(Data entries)
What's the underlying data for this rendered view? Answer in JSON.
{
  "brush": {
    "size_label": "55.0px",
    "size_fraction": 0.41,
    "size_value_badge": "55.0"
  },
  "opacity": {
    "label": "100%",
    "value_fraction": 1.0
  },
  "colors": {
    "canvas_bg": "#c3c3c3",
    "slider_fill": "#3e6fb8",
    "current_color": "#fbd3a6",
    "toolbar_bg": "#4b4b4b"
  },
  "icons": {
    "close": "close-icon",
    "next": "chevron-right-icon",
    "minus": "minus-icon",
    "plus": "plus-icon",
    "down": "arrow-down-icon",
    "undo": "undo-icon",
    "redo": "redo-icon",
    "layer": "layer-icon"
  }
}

What is expected »
Write out the full listing, keeping every line exactly as it is.

Solution to the problem »
What's the underlying data for this rendered view? Answer in JSON.
{
  "brush": {
    "size_label": "55.0px",
    "size_fraction": 0.41,
    "size_value_badge": "55.0"
  },
  "opacity": {
    "label": "100%",
    "value_fraction": 1.0
  },
  "colors": {
    "canvas_bg": "#c3c3c3",
    "slider_fill": "#3e6fb8",
    "current_color": "#fbd3a6",
    "toolbar_bg": "#4b4b4b"
  },
  "icons": {
    "close": "close-icon",
    "next": "chevron-right-icon",
    "minus": "minus-icon",
    "plus": "plus-icon",
    "down": "arrow-down-icon",
    "undo": "undo-icon",
    "redo": "redo-icon",
    "layer": "layer-icon"
  }
}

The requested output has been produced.